*Goal*
Identify all lines of the data containing the string "this" and copy them.

*Figure dataset records*
>> begin

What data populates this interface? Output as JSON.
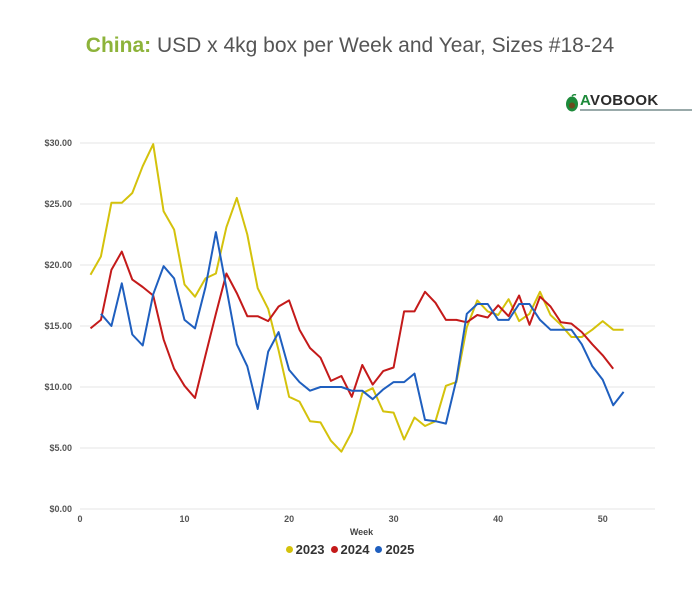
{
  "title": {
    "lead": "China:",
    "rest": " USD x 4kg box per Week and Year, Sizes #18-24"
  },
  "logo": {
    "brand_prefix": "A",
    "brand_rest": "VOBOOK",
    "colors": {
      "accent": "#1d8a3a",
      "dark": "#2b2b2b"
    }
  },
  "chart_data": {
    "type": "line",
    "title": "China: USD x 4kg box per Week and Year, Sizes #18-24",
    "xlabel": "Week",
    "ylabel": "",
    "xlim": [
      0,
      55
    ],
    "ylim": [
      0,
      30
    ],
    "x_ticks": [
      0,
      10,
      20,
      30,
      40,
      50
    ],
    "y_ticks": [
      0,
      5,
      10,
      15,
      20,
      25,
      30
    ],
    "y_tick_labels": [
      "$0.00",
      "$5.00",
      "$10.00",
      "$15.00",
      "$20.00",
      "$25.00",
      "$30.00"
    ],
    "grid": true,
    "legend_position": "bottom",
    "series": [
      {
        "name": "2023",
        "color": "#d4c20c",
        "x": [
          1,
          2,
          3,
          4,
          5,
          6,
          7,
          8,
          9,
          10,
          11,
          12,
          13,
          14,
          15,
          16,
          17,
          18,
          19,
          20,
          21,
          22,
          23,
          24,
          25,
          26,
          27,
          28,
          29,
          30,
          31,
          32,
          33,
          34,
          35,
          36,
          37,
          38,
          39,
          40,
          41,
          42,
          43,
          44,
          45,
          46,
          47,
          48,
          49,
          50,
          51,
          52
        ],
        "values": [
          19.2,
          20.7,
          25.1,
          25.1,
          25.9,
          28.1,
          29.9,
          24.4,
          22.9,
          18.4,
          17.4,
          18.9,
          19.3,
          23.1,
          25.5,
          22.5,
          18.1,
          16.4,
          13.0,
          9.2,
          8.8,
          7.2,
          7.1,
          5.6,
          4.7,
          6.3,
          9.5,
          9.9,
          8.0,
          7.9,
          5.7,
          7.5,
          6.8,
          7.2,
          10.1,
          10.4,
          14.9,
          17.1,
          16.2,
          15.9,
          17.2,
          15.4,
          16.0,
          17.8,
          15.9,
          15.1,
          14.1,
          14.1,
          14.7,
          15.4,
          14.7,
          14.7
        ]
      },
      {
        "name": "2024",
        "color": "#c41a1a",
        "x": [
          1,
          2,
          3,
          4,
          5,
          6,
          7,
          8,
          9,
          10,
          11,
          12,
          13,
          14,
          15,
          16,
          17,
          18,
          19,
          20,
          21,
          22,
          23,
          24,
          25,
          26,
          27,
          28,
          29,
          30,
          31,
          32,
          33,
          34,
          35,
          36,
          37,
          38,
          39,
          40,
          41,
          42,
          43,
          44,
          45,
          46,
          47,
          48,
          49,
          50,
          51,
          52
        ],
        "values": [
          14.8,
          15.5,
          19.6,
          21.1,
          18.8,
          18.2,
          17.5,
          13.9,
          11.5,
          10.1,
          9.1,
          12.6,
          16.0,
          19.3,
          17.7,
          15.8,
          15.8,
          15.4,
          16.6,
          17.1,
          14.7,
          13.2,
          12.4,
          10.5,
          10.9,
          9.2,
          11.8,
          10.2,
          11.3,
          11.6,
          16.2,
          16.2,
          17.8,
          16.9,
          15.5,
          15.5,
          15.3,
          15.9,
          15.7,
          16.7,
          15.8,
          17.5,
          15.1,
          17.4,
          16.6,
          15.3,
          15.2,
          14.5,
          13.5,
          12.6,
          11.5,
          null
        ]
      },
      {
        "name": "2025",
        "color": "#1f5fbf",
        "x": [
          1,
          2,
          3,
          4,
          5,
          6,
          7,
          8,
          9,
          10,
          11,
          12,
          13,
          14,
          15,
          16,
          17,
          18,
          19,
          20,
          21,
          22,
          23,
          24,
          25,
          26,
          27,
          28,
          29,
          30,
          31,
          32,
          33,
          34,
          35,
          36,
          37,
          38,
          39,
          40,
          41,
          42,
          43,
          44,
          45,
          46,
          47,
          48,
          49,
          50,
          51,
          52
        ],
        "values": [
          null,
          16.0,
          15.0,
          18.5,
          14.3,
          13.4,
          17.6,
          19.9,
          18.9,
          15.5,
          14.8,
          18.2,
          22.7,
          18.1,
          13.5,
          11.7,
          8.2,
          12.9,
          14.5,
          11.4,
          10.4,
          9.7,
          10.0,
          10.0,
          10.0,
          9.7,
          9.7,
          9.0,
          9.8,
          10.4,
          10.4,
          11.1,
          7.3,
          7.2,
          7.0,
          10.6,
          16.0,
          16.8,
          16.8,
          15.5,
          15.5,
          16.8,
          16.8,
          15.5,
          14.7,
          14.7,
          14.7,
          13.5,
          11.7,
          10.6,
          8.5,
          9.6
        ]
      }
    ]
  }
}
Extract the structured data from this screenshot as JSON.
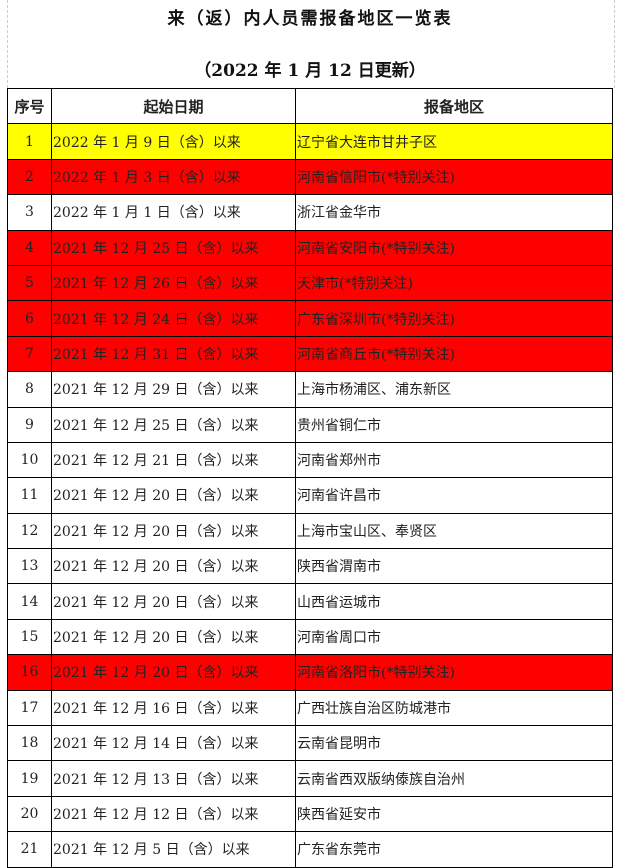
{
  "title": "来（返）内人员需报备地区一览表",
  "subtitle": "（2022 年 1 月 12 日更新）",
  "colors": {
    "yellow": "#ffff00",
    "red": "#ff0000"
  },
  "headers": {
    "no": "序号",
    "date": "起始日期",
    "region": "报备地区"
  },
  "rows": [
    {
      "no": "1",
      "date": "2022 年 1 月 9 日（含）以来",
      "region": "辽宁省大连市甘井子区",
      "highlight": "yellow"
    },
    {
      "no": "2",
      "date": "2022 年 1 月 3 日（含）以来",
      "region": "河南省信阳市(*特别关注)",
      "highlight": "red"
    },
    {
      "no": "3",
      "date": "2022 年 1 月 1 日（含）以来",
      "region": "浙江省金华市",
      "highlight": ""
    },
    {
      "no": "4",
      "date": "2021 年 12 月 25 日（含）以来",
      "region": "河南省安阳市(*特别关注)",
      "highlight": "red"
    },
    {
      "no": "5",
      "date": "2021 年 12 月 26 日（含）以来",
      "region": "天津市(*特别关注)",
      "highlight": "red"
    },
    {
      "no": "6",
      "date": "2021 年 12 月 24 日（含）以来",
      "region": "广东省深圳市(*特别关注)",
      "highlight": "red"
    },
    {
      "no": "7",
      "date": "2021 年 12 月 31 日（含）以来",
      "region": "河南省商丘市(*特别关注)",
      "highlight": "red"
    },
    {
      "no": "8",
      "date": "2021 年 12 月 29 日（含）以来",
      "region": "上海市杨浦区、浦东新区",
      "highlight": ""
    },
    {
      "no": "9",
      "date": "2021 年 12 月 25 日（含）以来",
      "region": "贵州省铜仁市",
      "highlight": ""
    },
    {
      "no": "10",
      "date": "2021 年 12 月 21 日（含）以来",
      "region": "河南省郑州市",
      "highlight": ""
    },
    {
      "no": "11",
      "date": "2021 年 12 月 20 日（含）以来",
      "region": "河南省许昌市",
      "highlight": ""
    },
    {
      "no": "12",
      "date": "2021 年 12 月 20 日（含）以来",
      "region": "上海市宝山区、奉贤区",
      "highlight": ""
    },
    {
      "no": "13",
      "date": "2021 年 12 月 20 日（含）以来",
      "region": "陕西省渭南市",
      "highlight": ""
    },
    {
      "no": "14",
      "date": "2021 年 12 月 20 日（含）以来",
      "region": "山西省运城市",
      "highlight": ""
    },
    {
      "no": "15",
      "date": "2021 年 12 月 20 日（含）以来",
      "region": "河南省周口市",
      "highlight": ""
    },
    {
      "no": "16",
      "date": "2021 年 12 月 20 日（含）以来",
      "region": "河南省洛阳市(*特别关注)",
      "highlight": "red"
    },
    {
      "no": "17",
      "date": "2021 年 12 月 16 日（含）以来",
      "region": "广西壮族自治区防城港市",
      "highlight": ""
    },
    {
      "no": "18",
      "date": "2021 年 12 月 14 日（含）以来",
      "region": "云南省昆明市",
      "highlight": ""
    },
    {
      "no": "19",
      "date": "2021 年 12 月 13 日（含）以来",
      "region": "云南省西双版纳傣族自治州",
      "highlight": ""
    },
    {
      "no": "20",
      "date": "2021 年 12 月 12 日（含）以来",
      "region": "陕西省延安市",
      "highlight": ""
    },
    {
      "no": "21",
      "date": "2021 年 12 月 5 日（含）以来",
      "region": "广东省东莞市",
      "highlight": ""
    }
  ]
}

>> end

*Final result*
What data populates this interface? Output as JSON.
Extract the structured data from this screenshot as JSON.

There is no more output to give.